[Dataset items]
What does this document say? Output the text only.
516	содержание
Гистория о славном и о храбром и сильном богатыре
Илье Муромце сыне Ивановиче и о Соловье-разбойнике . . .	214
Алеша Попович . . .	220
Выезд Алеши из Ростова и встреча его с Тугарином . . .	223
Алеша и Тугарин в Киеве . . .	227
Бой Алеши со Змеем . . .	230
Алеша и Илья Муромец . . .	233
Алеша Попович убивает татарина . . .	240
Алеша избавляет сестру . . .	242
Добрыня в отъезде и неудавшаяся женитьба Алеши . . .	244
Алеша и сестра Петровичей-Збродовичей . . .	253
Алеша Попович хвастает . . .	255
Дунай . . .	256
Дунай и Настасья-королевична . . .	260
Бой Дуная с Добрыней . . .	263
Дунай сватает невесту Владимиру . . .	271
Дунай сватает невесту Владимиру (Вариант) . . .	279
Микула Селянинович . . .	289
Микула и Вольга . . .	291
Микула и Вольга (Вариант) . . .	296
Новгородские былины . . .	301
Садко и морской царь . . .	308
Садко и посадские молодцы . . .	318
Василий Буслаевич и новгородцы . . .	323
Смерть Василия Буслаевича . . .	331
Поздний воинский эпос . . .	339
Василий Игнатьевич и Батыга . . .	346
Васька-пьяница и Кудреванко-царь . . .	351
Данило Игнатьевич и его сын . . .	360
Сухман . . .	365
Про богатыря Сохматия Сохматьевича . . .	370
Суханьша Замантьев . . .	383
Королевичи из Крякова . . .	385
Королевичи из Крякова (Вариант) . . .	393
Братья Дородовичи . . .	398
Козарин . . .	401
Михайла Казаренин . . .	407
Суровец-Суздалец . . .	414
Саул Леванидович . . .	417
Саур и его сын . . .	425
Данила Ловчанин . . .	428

* **Problem description**: From the records above, extract every line exactly as it stands.

* **Solved exercise**:
What does this document say? Output the text only.
516	содержание
Гистория о славном и о храбром и сильном богатыре
Илье Муромце сыне Ивановиче и о Соловье-разбойнике . . .	214
Алеша Попович . . .	220
Выезд Алеши из Ростова и встреча его с Тугарином . . .	223
Алеша и Тугарин в Киеве . . .	227
Бой Алеши со Змеем . . .	230
Алеша и Илья Муромец . . .	233
Алеша Попович убивает татарина . . .	240
Алеша избавляет сестру . . .	242
Добрыня в отъезде и неудавшаяся женитьба Алеши . . .	244
Алеша и сестра Петровичей-Збродовичей . . .	253
Алеша Попович хвастает . . .	255
Дунай . . .	256
Дунай и Настасья-королевична . . .	260
Бой Дуная с Добрыней . . .	263
Дунай сватает невесту Владимиру . . .	271
Дунай сватает невесту Владимиру (Вариант) . . .	279
Микула Селянинович . . .	289
Микула и Вольга . . .	291
Микула и Вольга (Вариант) . . .	296
Новгородские былины . . .	301
Садко и морской царь . . .	308
Садко и посадские молодцы . . .	318
Василий Буслаевич и новгородцы . . .	323
Смерть Василия Буслаевича . . .	331
Поздний воинский эпос . . .	339
Василий Игнатьевич и Батыга . . .	346
Васька-пьяница и Кудреванко-царь . . .	351
Данило Игнатьевич и его сын . . .	360
Сухман . . .	365
Про богатыря Сохматия Сохматьевича . . .	370
Суханьша Замантьев . . .	383
Королевичи из Крякова . . .	385
Королевичи из Крякова (Вариант) . . .	393
Братья Дородовичи . . .	398
Козарин . . .	401
Михайла Казаренин . . .	407
Суровец-Суздалец . . .	414
Саул Леванидович . . .	417
Саур и его сын . . .	425
Данила Ловчанин . . .	428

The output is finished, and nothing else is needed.